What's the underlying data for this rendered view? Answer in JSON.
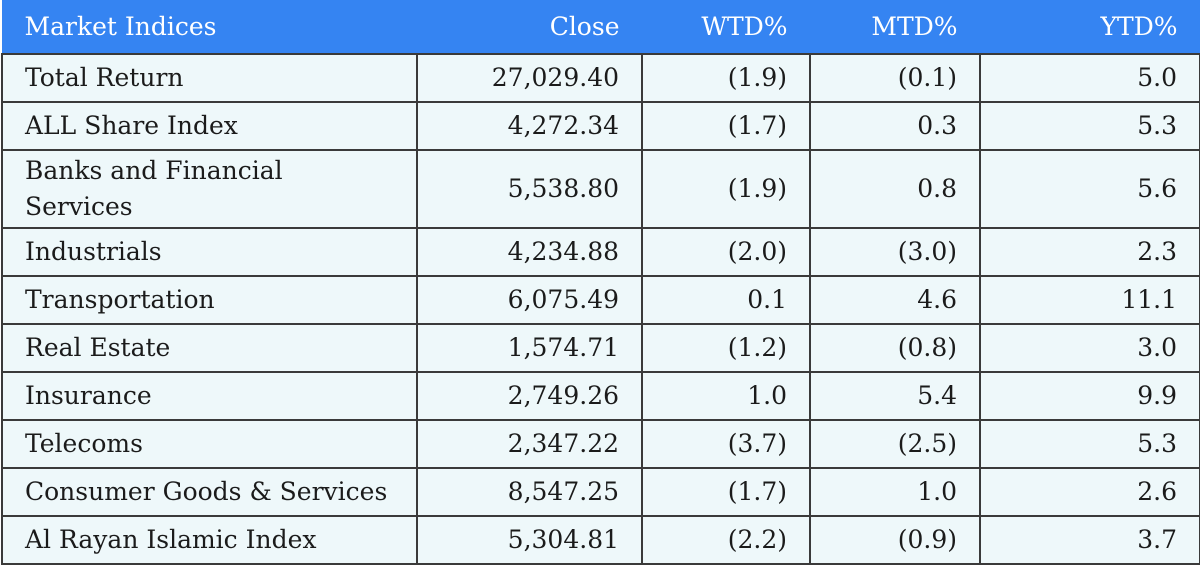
{
  "table": {
    "header": [
      "Market Indices",
      "Close",
      "WTD%",
      "MTD%",
      "YTD%"
    ],
    "rows": [
      [
        "Total Return",
        "27,029.40",
        "(1.9)",
        "(0.1)",
        "5.0"
      ],
      [
        "ALL Share Index",
        "4,272.34",
        "(1.7)",
        "0.3",
        "5.3"
      ],
      [
        "Banks and Financial Services",
        "5,538.80",
        "(1.9)",
        "0.8",
        "5.6"
      ],
      [
        "Industrials",
        "4,234.88",
        "(2.0)",
        "(3.0)",
        "2.3"
      ],
      [
        "Transportation",
        "6,075.49",
        "0.1",
        "4.6",
        "11.1"
      ],
      [
        "Real Estate",
        "1,574.71",
        "(1.2)",
        "(0.8)",
        "3.0"
      ],
      [
        "Insurance",
        "2,749.26",
        "1.0",
        "5.4",
        "9.9"
      ],
      [
        "Telecoms",
        "2,347.22",
        "(3.7)",
        "(2.5)",
        "5.3"
      ],
      [
        "Consumer Goods & Services",
        "8,547.25",
        "(1.7)",
        "1.0",
        "2.6"
      ],
      [
        "Al Rayan Islamic Index",
        "5,304.81",
        "(2.2)",
        "(0.9)",
        "3.7"
      ]
    ]
  }
}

- - -

Exercise objective:
Copy the records exactly. Skip the pictures.

Expected output:
What's the underlying data for this rendered view? Answer in JSON.
{
  "table": {
    "header": [
      "Market Indices",
      "Close",
      "WTD%",
      "MTD%",
      "YTD%"
    ],
    "rows": [
      [
        "Total Return",
        "27,029.40",
        "(1.9)",
        "(0.1)",
        "5.0"
      ],
      [
        "ALL Share Index",
        "4,272.34",
        "(1.7)",
        "0.3",
        "5.3"
      ],
      [
        "Banks and Financial Services",
        "5,538.80",
        "(1.9)",
        "0.8",
        "5.6"
      ],
      [
        "Industrials",
        "4,234.88",
        "(2.0)",
        "(3.0)",
        "2.3"
      ],
      [
        "Transportation",
        "6,075.49",
        "0.1",
        "4.6",
        "11.1"
      ],
      [
        "Real Estate",
        "1,574.71",
        "(1.2)",
        "(0.8)",
        "3.0"
      ],
      [
        "Insurance",
        "2,749.26",
        "1.0",
        "5.4",
        "9.9"
      ],
      [
        "Telecoms",
        "2,347.22",
        "(3.7)",
        "(2.5)",
        "5.3"
      ],
      [
        "Consumer Goods & Services",
        "8,547.25",
        "(1.7)",
        "1.0",
        "2.6"
      ],
      [
        "Al Rayan Islamic Index",
        "5,304.81",
        "(2.2)",
        "(0.9)",
        "3.7"
      ]
    ]
  }
}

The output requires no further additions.